SHORT TASK ▸
In the records that follow, locate every line with "Excluir" and extract it.

EXERCISE DATA ▸
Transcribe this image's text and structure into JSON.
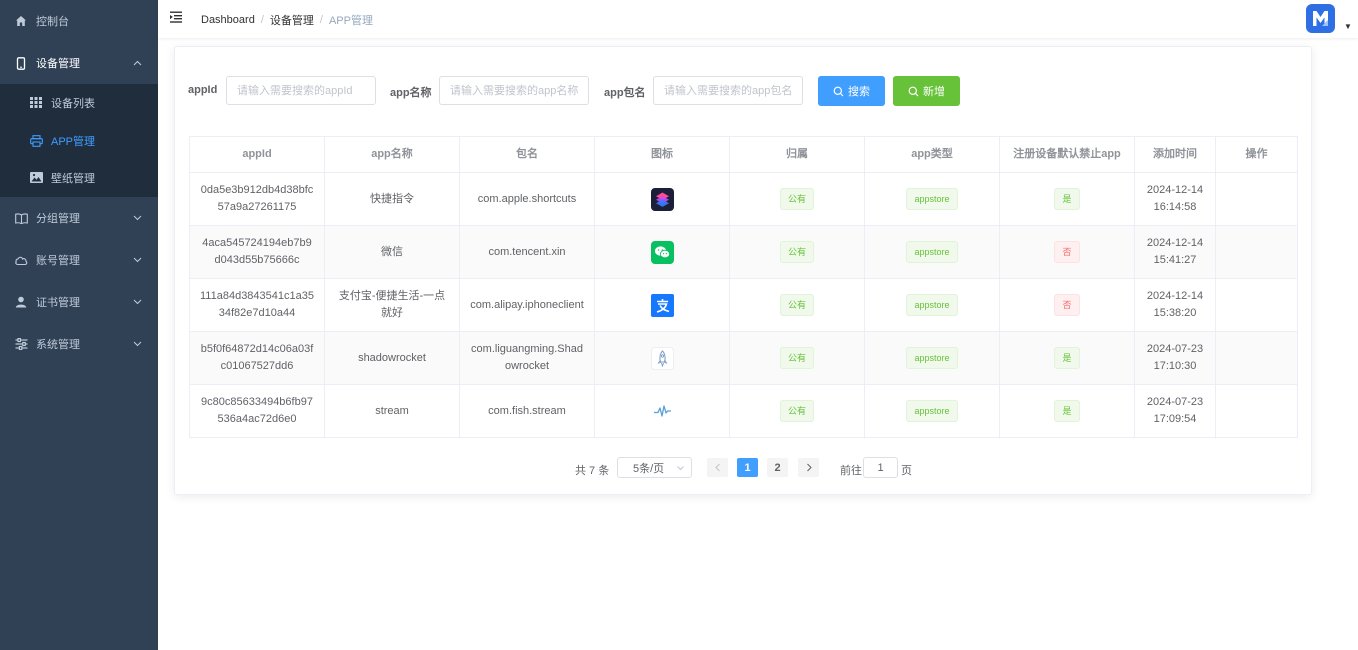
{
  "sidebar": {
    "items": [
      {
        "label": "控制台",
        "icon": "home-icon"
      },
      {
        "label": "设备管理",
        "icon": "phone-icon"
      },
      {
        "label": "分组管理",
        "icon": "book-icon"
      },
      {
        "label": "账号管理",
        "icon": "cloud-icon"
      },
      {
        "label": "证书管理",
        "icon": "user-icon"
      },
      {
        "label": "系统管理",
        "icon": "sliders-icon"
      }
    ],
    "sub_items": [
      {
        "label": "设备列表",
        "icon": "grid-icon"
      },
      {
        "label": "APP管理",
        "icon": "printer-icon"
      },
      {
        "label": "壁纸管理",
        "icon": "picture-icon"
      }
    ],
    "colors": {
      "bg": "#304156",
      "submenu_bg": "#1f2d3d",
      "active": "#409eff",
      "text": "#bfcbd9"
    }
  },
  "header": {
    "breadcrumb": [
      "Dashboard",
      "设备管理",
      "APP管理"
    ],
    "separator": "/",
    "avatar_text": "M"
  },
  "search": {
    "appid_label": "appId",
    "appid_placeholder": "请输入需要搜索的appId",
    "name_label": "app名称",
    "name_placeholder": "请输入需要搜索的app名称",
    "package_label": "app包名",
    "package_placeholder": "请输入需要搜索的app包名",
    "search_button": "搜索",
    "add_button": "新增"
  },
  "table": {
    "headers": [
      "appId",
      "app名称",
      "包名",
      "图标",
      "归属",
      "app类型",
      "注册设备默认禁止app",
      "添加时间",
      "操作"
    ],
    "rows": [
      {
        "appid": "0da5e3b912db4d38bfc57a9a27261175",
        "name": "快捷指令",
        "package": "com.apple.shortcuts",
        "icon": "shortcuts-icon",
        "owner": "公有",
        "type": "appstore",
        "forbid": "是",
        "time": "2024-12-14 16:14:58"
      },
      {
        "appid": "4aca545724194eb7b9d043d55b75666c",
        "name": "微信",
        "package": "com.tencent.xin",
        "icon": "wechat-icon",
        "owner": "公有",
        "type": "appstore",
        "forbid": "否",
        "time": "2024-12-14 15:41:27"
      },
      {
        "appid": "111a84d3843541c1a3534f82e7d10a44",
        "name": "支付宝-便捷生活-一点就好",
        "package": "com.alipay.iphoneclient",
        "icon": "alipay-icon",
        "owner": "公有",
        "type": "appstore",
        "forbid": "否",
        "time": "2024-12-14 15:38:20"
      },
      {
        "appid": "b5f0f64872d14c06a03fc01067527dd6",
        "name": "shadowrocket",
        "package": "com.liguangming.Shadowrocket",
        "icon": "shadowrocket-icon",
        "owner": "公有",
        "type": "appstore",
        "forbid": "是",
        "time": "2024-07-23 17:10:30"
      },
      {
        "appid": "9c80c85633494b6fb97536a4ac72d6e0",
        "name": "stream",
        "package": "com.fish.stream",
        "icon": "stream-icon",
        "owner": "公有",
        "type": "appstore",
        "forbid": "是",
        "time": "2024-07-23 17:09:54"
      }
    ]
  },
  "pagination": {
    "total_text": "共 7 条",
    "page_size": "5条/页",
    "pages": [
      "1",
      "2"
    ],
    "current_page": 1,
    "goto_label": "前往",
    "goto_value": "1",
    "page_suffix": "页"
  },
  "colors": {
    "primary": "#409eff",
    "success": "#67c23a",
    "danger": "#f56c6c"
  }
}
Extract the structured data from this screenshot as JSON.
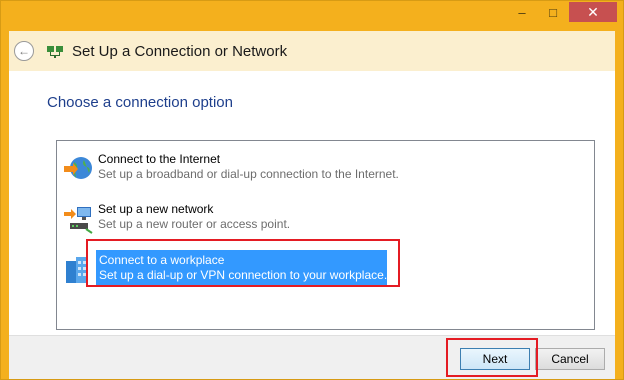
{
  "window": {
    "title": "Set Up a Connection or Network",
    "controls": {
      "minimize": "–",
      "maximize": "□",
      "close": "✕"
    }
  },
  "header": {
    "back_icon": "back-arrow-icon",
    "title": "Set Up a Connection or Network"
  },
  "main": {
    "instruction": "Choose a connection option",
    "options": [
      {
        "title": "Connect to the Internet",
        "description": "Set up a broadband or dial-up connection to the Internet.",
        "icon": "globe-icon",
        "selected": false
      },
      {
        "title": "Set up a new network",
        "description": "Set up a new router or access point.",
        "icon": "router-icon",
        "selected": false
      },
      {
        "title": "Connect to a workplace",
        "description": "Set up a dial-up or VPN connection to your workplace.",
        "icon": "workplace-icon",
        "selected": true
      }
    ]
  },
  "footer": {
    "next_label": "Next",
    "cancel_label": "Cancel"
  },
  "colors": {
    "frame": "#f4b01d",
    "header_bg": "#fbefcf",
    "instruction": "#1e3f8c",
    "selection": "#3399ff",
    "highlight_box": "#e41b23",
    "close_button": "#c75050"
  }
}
---
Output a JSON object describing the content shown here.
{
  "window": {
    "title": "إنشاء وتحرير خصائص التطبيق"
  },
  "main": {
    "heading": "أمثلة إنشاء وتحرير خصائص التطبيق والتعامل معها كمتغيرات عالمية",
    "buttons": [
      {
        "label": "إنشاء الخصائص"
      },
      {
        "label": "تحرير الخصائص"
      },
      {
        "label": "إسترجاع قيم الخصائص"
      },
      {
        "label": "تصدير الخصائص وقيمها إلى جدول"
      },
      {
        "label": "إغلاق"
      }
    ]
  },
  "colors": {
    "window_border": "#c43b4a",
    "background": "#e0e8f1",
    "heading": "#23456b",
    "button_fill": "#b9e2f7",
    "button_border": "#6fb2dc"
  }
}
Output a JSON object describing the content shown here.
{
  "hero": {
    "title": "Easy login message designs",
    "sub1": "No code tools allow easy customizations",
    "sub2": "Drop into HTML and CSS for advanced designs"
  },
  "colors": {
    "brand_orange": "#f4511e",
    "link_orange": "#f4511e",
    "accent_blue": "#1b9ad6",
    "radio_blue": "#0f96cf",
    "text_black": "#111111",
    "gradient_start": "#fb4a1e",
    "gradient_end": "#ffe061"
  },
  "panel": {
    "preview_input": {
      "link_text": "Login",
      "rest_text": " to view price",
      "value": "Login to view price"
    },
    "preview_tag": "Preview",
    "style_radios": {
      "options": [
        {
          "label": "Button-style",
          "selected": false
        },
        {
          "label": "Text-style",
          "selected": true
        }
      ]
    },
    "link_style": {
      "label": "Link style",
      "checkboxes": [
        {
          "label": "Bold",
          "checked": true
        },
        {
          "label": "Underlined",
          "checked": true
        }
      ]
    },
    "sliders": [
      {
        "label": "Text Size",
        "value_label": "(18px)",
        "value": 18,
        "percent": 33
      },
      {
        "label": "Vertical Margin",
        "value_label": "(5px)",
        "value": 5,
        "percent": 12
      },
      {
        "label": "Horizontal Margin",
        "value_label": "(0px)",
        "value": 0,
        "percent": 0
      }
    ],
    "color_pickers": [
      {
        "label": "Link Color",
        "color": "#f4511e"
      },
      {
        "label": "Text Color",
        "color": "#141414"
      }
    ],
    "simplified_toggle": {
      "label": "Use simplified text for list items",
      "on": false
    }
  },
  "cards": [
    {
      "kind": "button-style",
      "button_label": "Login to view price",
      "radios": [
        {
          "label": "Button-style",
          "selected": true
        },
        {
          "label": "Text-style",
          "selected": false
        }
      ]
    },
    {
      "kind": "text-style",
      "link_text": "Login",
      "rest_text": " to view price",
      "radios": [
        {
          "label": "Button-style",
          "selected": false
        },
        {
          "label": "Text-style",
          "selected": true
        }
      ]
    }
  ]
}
---
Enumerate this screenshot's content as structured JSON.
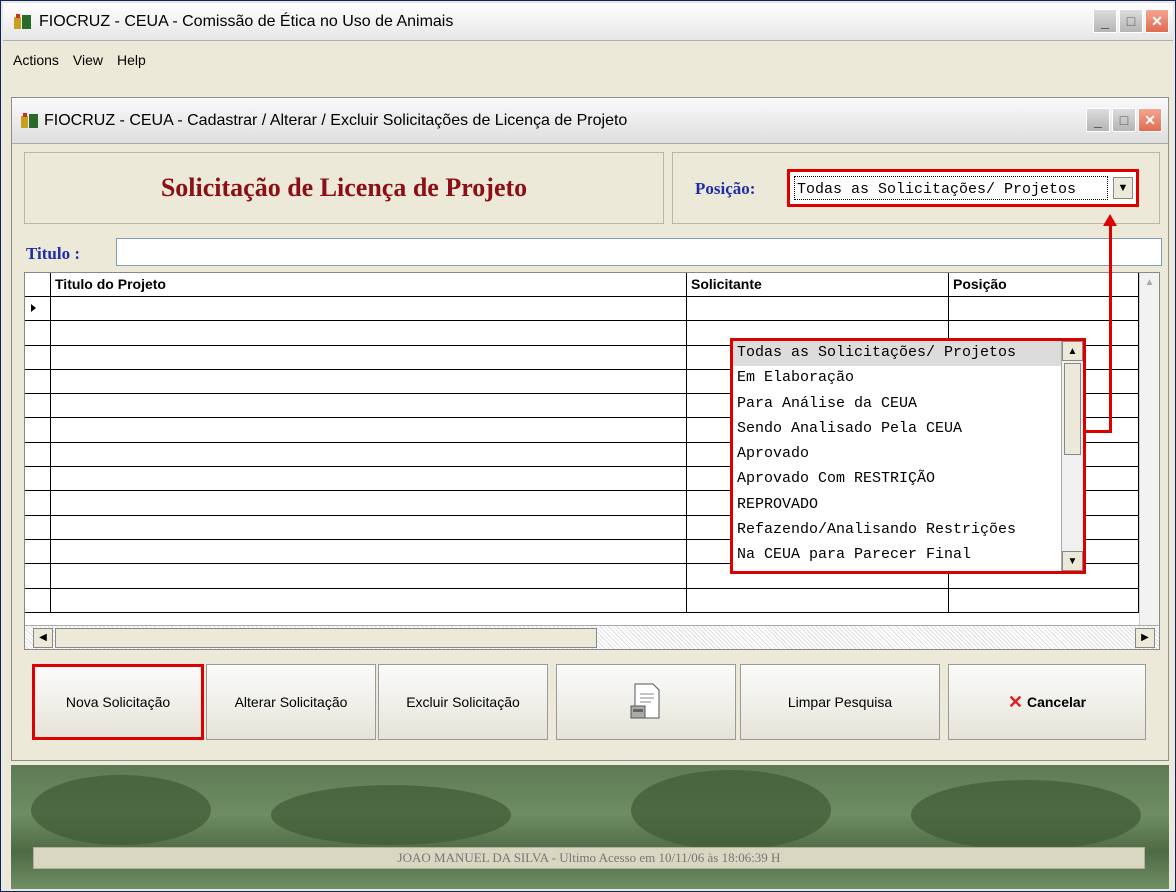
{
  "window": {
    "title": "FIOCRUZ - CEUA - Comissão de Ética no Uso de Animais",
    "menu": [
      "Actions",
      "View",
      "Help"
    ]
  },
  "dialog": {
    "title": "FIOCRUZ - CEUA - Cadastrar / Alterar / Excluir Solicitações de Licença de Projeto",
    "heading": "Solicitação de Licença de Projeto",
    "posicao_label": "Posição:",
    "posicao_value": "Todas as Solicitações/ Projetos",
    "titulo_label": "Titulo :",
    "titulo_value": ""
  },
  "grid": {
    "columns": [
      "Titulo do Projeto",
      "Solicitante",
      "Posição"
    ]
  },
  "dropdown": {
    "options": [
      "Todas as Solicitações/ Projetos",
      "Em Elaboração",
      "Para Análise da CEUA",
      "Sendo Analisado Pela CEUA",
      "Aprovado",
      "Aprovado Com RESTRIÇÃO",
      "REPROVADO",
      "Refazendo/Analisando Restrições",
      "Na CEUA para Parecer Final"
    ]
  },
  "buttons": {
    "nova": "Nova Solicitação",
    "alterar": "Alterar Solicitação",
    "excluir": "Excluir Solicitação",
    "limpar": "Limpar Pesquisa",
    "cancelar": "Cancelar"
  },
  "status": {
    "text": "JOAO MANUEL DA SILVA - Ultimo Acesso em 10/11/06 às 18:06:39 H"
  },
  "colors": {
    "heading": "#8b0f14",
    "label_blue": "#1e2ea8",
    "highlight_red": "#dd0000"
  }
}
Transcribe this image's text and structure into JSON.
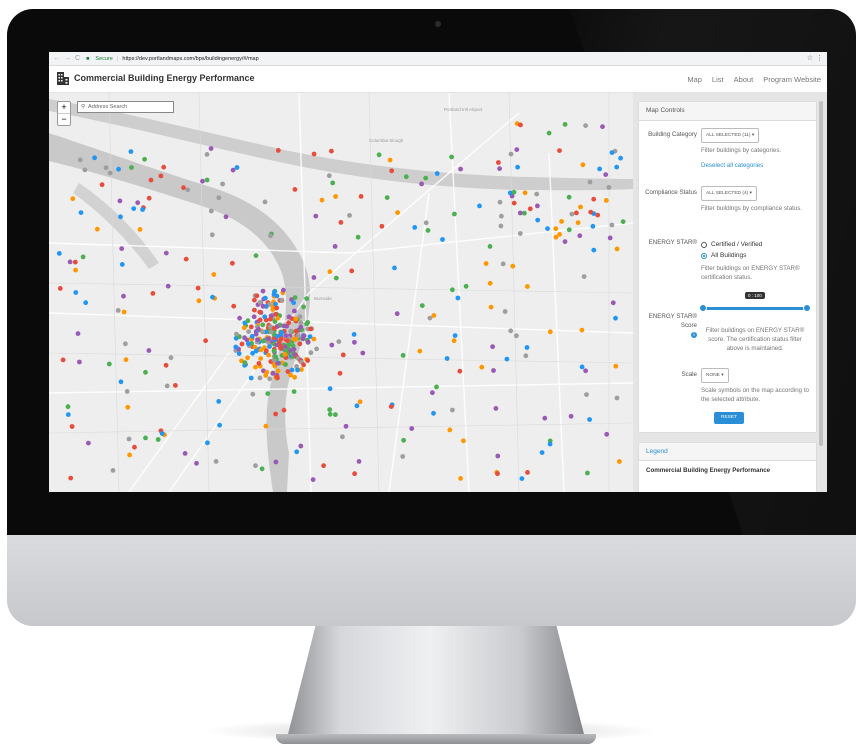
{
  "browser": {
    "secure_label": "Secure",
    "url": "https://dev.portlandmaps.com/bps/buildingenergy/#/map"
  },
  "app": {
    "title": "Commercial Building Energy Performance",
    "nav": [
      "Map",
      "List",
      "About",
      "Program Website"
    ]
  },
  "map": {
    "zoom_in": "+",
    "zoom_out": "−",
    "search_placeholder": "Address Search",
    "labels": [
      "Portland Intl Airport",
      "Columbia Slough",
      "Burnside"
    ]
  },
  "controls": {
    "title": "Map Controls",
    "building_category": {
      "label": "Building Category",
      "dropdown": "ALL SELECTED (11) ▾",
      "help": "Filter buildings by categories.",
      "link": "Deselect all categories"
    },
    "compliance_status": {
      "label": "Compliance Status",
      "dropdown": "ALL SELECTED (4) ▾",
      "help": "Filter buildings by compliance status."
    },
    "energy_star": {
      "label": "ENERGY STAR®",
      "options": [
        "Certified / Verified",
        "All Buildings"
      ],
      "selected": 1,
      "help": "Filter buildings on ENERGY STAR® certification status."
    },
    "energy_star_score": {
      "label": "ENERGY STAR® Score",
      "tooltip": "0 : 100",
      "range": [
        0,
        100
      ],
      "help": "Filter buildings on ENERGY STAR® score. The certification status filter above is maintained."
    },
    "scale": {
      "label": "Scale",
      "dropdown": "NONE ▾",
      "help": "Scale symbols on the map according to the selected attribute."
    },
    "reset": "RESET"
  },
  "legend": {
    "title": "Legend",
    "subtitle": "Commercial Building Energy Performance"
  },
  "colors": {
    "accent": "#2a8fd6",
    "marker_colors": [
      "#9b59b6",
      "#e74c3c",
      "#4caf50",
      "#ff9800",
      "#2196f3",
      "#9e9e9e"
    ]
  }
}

FULL RESPONSE ▸
    "title": "FIOCRUZ - CEUA - Cadastrar / Alterar / Excluir Solicitações de Licença de Projeto",
    "excluir": "Excluir Solicitação",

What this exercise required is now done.